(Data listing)
## Start

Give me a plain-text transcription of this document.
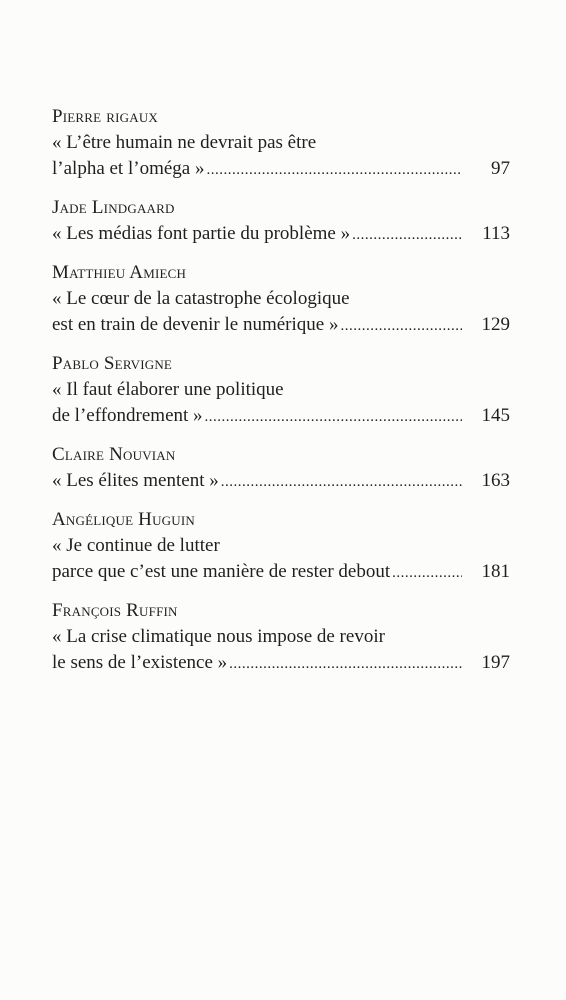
Pierre rigaux
« L’être humain ne devrait pas être
l’alpha et l’oméga » .....	97
Jade Lindgaard
« Les médias font partie du problème » .....	113
Matthieu Amiech
« Le cœur de la catastrophe écologique
est en train de devenir le numérique » .....	129
Pablo Servigne
« Il faut élaborer une politique
de l’effondrement » .....	145
Claire Nouvian
« Les élites mentent » .....	163
Angélique Huguin
« Je continue de lutter
parce que c’est une manière de rester debout .....	181
François Ruffin
« La crise climatique nous impose de revoir
le sens de l’existence » .....	197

## End

• Do this:
Print each record exactly as it stands, leaving the images out.

• Final result:
Give me a plain-text transcription of this document.
Pierre rigaux
« L’être humain ne devrait pas être
l’alpha et l’oméga » .....	97
Jade Lindgaard
« Les médias font partie du problème » .....	113
Matthieu Amiech
« Le cœur de la catastrophe écologique
est en train de devenir le numérique » .....	129
Pablo Servigne
« Il faut élaborer une politique
de l’effondrement » .....	145
Claire Nouvian
« Les élites mentent » .....	163
Angélique Huguin
« Je continue de lutter
parce que c’est une manière de rester debout .....	181
François Ruffin
« La crise climatique nous impose de revoir
le sens de l’existence » .....	197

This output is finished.